Rows from a dataset
┌──

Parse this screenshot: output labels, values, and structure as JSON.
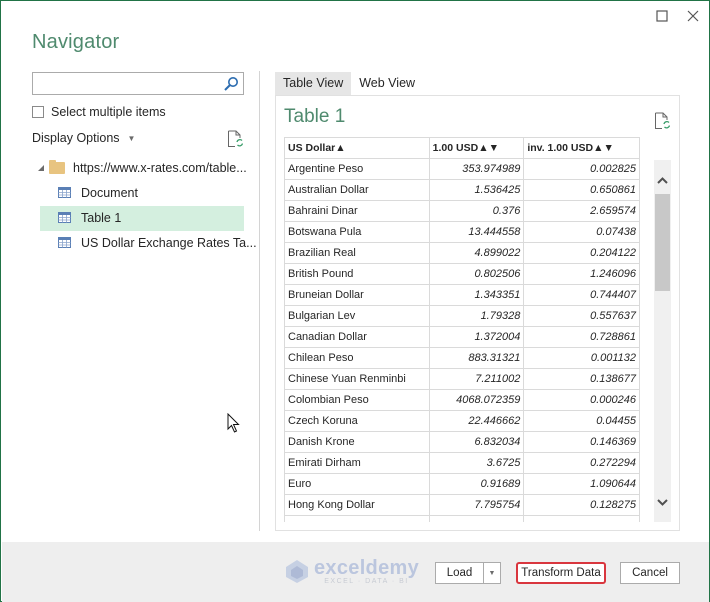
{
  "window": {
    "title": "Navigator",
    "controls": {
      "maximize": "maximize-icon",
      "close": "close-icon"
    }
  },
  "left_pane": {
    "search": {
      "value": "",
      "placeholder": ""
    },
    "select_multiple_label": "Select multiple items",
    "select_multiple_checked": false,
    "display_options_label": "Display Options",
    "tree": {
      "root": {
        "label": "https://www.x-rates.com/table...",
        "icon": "folder-icon",
        "expanded": true
      },
      "items": [
        {
          "label": "Document",
          "icon": "table-icon",
          "selected": false
        },
        {
          "label": "Table 1",
          "icon": "table-icon",
          "selected": true
        },
        {
          "label": "US Dollar Exchange Rates Ta...",
          "icon": "table-icon",
          "selected": false
        }
      ]
    }
  },
  "right_pane": {
    "tabs": [
      {
        "label": "Table View",
        "active": true
      },
      {
        "label": "Web View",
        "active": false
      }
    ],
    "table_title": "Table 1",
    "columns": [
      "US Dollar▲",
      "1.00 USD▲▼",
      "inv. 1.00 USD▲▼"
    ],
    "rows": [
      [
        "Argentine Peso",
        "353.974989",
        "0.002825"
      ],
      [
        "Australian Dollar",
        "1.536425",
        "0.650861"
      ],
      [
        "Bahraini Dinar",
        "0.376",
        "2.659574"
      ],
      [
        "Botswana Pula",
        "13.444558",
        "0.07438"
      ],
      [
        "Brazilian Real",
        "4.899022",
        "0.204122"
      ],
      [
        "British Pound",
        "0.802506",
        "1.246096"
      ],
      [
        "Bruneian Dollar",
        "1.343351",
        "0.744407"
      ],
      [
        "Bulgarian Lev",
        "1.79328",
        "0.557637"
      ],
      [
        "Canadian Dollar",
        "1.372004",
        "0.728861"
      ],
      [
        "Chilean Peso",
        "883.31321",
        "0.001132"
      ],
      [
        "Chinese Yuan Renminbi",
        "7.211002",
        "0.138677"
      ],
      [
        "Colombian Peso",
        "4068.072359",
        "0.000246"
      ],
      [
        "Czech Koruna",
        "22.446662",
        "0.04455"
      ],
      [
        "Danish Krone",
        "6.832034",
        "0.146369"
      ],
      [
        "Emirati Dirham",
        "3.6725",
        "0.272294"
      ],
      [
        "Euro",
        "0.91689",
        "1.090644"
      ],
      [
        "Hong Kong Dollar",
        "7.795754",
        "0.128275"
      ],
      [
        "",
        "",
        ""
      ]
    ]
  },
  "footer": {
    "watermark": {
      "brand": "exceldemy",
      "tagline": "EXCEL · DATA · BI"
    },
    "load_label": "Load",
    "transform_label": "Transform Data",
    "cancel_label": "Cancel"
  },
  "colors": {
    "accent_green": "#4f8a6e",
    "window_border": "#217346",
    "selected_row": "#d4efdf",
    "highlight_red": "#d9363e"
  }
}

└──

Exercise prompt: Write out the entries again, exactly as given, skipping any images.

Solution to this exercise:
Parse this screenshot: output labels, values, and structure as JSON.
{
  "window": {
    "title": "Navigator",
    "controls": {
      "maximize": "maximize-icon",
      "close": "close-icon"
    }
  },
  "left_pane": {
    "search": {
      "value": "",
      "placeholder": ""
    },
    "select_multiple_label": "Select multiple items",
    "select_multiple_checked": false,
    "display_options_label": "Display Options",
    "tree": {
      "root": {
        "label": "https://www.x-rates.com/table...",
        "icon": "folder-icon",
        "expanded": true
      },
      "items": [
        {
          "label": "Document",
          "icon": "table-icon",
          "selected": false
        },
        {
          "label": "Table 1",
          "icon": "table-icon",
          "selected": true
        },
        {
          "label": "US Dollar Exchange Rates Ta...",
          "icon": "table-icon",
          "selected": false
        }
      ]
    }
  },
  "right_pane": {
    "tabs": [
      {
        "label": "Table View",
        "active": true
      },
      {
        "label": "Web View",
        "active": false
      }
    ],
    "table_title": "Table 1",
    "columns": [
      "US Dollar▲",
      "1.00 USD▲▼",
      "inv. 1.00 USD▲▼"
    ],
    "rows": [
      [
        "Argentine Peso",
        "353.974989",
        "0.002825"
      ],
      [
        "Australian Dollar",
        "1.536425",
        "0.650861"
      ],
      [
        "Bahraini Dinar",
        "0.376",
        "2.659574"
      ],
      [
        "Botswana Pula",
        "13.444558",
        "0.07438"
      ],
      [
        "Brazilian Real",
        "4.899022",
        "0.204122"
      ],
      [
        "British Pound",
        "0.802506",
        "1.246096"
      ],
      [
        "Bruneian Dollar",
        "1.343351",
        "0.744407"
      ],
      [
        "Bulgarian Lev",
        "1.79328",
        "0.557637"
      ],
      [
        "Canadian Dollar",
        "1.372004",
        "0.728861"
      ],
      [
        "Chilean Peso",
        "883.31321",
        "0.001132"
      ],
      [
        "Chinese Yuan Renminbi",
        "7.211002",
        "0.138677"
      ],
      [
        "Colombian Peso",
        "4068.072359",
        "0.000246"
      ],
      [
        "Czech Koruna",
        "22.446662",
        "0.04455"
      ],
      [
        "Danish Krone",
        "6.832034",
        "0.146369"
      ],
      [
        "Emirati Dirham",
        "3.6725",
        "0.272294"
      ],
      [
        "Euro",
        "0.91689",
        "1.090644"
      ],
      [
        "Hong Kong Dollar",
        "7.795754",
        "0.128275"
      ],
      [
        "",
        "",
        ""
      ]
    ]
  },
  "footer": {
    "watermark": {
      "brand": "exceldemy",
      "tagline": "EXCEL · DATA · BI"
    },
    "load_label": "Load",
    "transform_label": "Transform Data",
    "cancel_label": "Cancel"
  },
  "colors": {
    "accent_green": "#4f8a6e",
    "window_border": "#217346",
    "selected_row": "#d4efdf",
    "highlight_red": "#d9363e"
  }
}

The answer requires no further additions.